文本摘录:
####

業務系統中使用log4j生成日誌,日誌文件的內容不斷增加,我們需要實現把實時生成的日誌信息實時採集到hdfs上

  • 確定三大要素
    1. 採集源source–監控文件內容更新:Exec Source
    2. 下沉目標sink–hdfs系統:HDFS Sink
    3. 管道channel–源和下沉目標直接傳遞通道:Memory Channel
# Name the components on this agent
a1.sources = r1
a1.sinks = k1
a1.channels = c1

# Describe/configure the source
a1.sources.r1.type = exec
a1.sources.r1.command = tail -F /root/log/test.log
a1.sources.r1.channels = c1

# Describe the sink
a1.sinks.k1.type = hdfs
a1.sinks.k1.channel = c1
a1.sinks.k1.hdfs.path = /flume1/tailout/%y-%m-%d/%H-%M/
a1.sinks.k1.hdfs.filePrefix = events-
a1.sinks.k1.hdfs.round = true
a1.sinks.k1.hdfs.roundValue = 10
a1.sinks.k1.hdfs.roundUnit = minute
a1.sinks.k1.hdfs.rollInterval = 3
a1.sinks.k1.hdfs.rollSize = 20
a1.sinks.k1.hdfs.rollCount = 5
a1.sinks.k1.hdfs.batchSize = 1
a1.sinks.k1.hdfs.useLocalTimeStamp = true
#生成的文件類型,默認是Sequencefile,可用DataStream,則爲普通文本
a1.sinks.k1.hdfs.fileType = DataStream

# Use a channel which buffers events in memory
a1.channels.c1.type = memory
a1.channels.c1.capacity = 1000
a1.channels.c1.transactionCapacity = 100

# Bind the source and sink to the channel
a1.sources.r1.channels = c1
a1.sinks.k1.channel = c1

(2)編寫一個shell腳本模擬生成數據

vim addDate

輸入以下內容

#!/bin/bash
while true 
do 
	date >> /root/log/test.log
done

(3)啓動flume監控

bin/flume-ng agent -c ./conf -f ./conf/tail-hdfs.conf -n a1 -Dflume.root.logger=INFO,console
//啓動生成數據的腳本
addDate.sh

Flume的load-blance負載均衡,failover容錯

1.Flume的負載均衡

(1)使用場景:

當我們多個flume進行串聯,但是當某一節點的計算機處理能力不足時,可能會產生大量數據堆積,我們可以開啓多臺,進行並聯,並聯的多臺集羣,就涉及到了資源分配的負載均衡算法(輪詢, 隨機,權重),和同一個請求只能給一個進程出口,避免數據的一個重複.

####

问题陈述 1: 请将输入数据中的行从第一行起重抄一遍，抄到包含“x-tick-label: nov-22 xyxy=(1316,1036,1341,1103)”的那一行为止，该行也要抄入。
下面的各行与上述文本没有任何关系。

输入数据:
####

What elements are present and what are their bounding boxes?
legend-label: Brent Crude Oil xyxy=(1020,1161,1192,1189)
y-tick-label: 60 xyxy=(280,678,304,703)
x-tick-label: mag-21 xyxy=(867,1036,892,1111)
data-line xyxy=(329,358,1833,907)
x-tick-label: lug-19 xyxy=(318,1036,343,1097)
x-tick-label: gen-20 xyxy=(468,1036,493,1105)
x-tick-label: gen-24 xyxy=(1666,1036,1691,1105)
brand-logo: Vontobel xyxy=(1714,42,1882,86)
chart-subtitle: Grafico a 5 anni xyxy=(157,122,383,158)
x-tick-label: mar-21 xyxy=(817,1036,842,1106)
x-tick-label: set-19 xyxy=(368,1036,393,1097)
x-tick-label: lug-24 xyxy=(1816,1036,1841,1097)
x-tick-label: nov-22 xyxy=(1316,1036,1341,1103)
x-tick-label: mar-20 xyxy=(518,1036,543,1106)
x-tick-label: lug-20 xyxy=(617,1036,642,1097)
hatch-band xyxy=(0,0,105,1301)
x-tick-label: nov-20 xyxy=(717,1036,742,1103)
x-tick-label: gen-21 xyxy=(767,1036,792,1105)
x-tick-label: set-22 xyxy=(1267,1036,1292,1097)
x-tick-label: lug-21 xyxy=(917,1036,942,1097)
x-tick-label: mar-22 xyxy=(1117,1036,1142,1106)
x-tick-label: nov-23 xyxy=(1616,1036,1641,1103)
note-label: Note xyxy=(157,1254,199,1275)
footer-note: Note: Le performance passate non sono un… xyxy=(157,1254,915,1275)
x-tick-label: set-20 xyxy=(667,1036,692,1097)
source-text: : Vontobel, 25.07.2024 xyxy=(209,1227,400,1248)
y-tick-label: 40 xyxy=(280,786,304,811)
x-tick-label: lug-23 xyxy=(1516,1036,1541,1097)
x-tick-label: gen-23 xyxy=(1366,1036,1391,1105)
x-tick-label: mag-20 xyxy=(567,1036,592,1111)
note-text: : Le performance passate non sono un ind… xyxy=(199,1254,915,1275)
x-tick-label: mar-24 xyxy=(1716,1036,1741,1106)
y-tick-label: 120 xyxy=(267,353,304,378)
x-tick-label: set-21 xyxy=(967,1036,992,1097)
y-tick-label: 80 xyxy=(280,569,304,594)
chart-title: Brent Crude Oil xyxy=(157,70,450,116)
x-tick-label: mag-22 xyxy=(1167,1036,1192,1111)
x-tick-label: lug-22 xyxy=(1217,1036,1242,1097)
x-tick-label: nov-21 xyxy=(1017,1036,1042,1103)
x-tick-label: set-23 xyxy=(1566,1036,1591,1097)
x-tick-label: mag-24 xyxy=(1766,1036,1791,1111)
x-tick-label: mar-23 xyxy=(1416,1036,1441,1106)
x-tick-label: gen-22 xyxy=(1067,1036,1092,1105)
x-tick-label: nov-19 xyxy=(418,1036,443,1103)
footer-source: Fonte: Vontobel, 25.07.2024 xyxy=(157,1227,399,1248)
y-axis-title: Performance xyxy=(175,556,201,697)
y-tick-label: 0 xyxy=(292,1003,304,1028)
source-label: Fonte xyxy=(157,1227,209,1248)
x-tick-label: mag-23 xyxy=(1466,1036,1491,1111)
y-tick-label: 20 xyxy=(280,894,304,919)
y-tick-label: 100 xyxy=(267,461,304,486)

####

问题陈述 2:
根据关于Flume日志采集的文本，回答下列问题：
(a) 在确定的三大要素中，采集源使用的是哪一种Source？
(b) 配置里memory通道的capacity设为多少？
(c) 文本列出的负载均衡资源分配算法有哪几种？

练习结果 1:
What elements are present and what are their bounding boxes?
legend-label: Brent Crude Oil xyxy=(1020,1161,1192,1189)
y-tick-label: 60 xyxy=(280,678,304,703)
x-tick-label: mag-21 xyxy=(867,1036,892,1111)
data-line xyxy=(329,358,1833,907)
x-tick-label: lug-19 xyxy=(318,1036,343,1097)
x-tick-label: gen-20 xyxy=(468,1036,493,1105)
x-tick-label: gen-24 xyxy=(1666,1036,1691,1105)
brand-logo: Vontobel xyxy=(1714,42,1882,86)
chart-subtitle: Grafico a 5 anni xyxy=(157,122,383,158)
x-tick-label: mar-21 xyxy=(817,1036,842,1106)
x-tick-label: set-19 xyxy=(368,1036,393,1097)
x-tick-label: lug-24 xyxy=(1816,1036,1841,1097)
x-tick-label: nov-22 xyxy=(1316,1036,1341,1103)

练习结果 2:
(a) Exec Source
(b) 1000
(c) 轮询、随机、权重